• _Exercise requirements_
Pictures should be excluded; otherwise, copy every entry exactly.
──────────
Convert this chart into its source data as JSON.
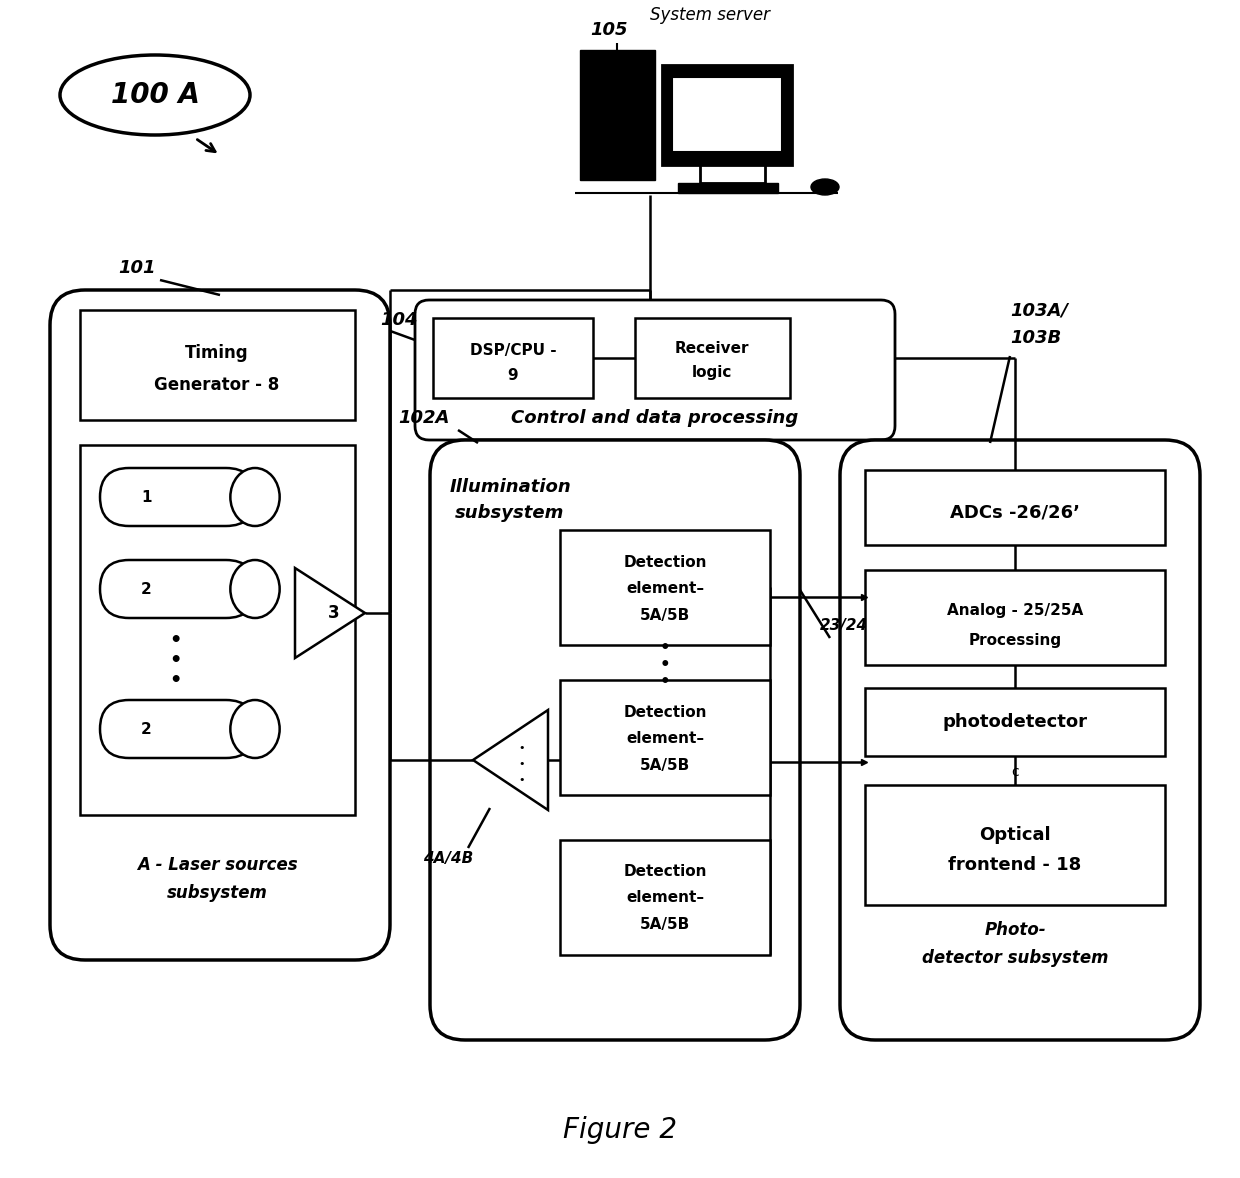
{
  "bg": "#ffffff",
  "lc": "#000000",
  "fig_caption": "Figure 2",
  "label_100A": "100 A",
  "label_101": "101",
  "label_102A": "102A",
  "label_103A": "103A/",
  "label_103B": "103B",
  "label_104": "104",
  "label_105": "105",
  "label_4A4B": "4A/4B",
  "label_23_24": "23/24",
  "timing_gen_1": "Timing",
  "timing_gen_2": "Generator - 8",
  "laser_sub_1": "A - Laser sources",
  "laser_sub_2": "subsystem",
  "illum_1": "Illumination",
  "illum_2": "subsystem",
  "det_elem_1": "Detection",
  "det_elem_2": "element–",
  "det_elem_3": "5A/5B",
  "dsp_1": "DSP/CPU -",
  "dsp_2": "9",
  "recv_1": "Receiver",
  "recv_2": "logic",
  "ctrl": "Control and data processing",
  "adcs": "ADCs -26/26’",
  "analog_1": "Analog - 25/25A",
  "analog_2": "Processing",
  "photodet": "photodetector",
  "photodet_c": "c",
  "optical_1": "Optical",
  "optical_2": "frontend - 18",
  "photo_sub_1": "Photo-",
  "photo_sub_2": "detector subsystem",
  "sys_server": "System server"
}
──────────
• _Task answer_
Convert this chart into its source data as JSON.
{
  "bg": "#ffffff",
  "lc": "#000000",
  "fig_caption": "Figure 2",
  "label_100A": "100 A",
  "label_101": "101",
  "label_102A": "102A",
  "label_103A": "103A/",
  "label_103B": "103B",
  "label_104": "104",
  "label_105": "105",
  "label_4A4B": "4A/4B",
  "label_23_24": "23/24",
  "timing_gen_1": "Timing",
  "timing_gen_2": "Generator - 8",
  "laser_sub_1": "A - Laser sources",
  "laser_sub_2": "subsystem",
  "illum_1": "Illumination",
  "illum_2": "subsystem",
  "det_elem_1": "Detection",
  "det_elem_2": "element–",
  "det_elem_3": "5A/5B",
  "dsp_1": "DSP/CPU -",
  "dsp_2": "9",
  "recv_1": "Receiver",
  "recv_2": "logic",
  "ctrl": "Control and data processing",
  "adcs": "ADCs -26/26’",
  "analog_1": "Analog - 25/25A",
  "analog_2": "Processing",
  "photodet": "photodetector",
  "photodet_c": "c",
  "optical_1": "Optical",
  "optical_2": "frontend - 18",
  "photo_sub_1": "Photo-",
  "photo_sub_2": "detector subsystem",
  "sys_server": "System server"
}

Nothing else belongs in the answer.